Dataset records
● ● ● ● ●

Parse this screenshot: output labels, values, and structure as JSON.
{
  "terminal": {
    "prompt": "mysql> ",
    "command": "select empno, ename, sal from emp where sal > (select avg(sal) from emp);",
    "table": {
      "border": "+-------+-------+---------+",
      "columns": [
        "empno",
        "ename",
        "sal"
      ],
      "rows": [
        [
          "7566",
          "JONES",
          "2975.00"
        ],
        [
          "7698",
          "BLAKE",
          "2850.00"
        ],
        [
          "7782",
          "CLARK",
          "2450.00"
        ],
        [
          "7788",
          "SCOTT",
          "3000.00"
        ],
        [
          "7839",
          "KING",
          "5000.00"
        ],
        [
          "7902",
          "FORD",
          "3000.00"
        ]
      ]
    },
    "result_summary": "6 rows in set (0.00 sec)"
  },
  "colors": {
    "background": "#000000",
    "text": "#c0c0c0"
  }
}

● ● ● ● ●

Work required - Give all the records again. Match them exactly.

Written answer -
Parse this screenshot: output labels, values, and structure as JSON.
{
  "terminal": {
    "prompt": "mysql> ",
    "command": "select empno, ename, sal from emp where sal > (select avg(sal) from emp);",
    "table": {
      "border": "+-------+-------+---------+",
      "columns": [
        "empno",
        "ename",
        "sal"
      ],
      "rows": [
        [
          "7566",
          "JONES",
          "2975.00"
        ],
        [
          "7698",
          "BLAKE",
          "2850.00"
        ],
        [
          "7782",
          "CLARK",
          "2450.00"
        ],
        [
          "7788",
          "SCOTT",
          "3000.00"
        ],
        [
          "7839",
          "KING",
          "5000.00"
        ],
        [
          "7902",
          "FORD",
          "3000.00"
        ]
      ]
    },
    "result_summary": "6 rows in set (0.00 sec)"
  },
  "colors": {
    "background": "#000000",
    "text": "#c0c0c0"
  }
}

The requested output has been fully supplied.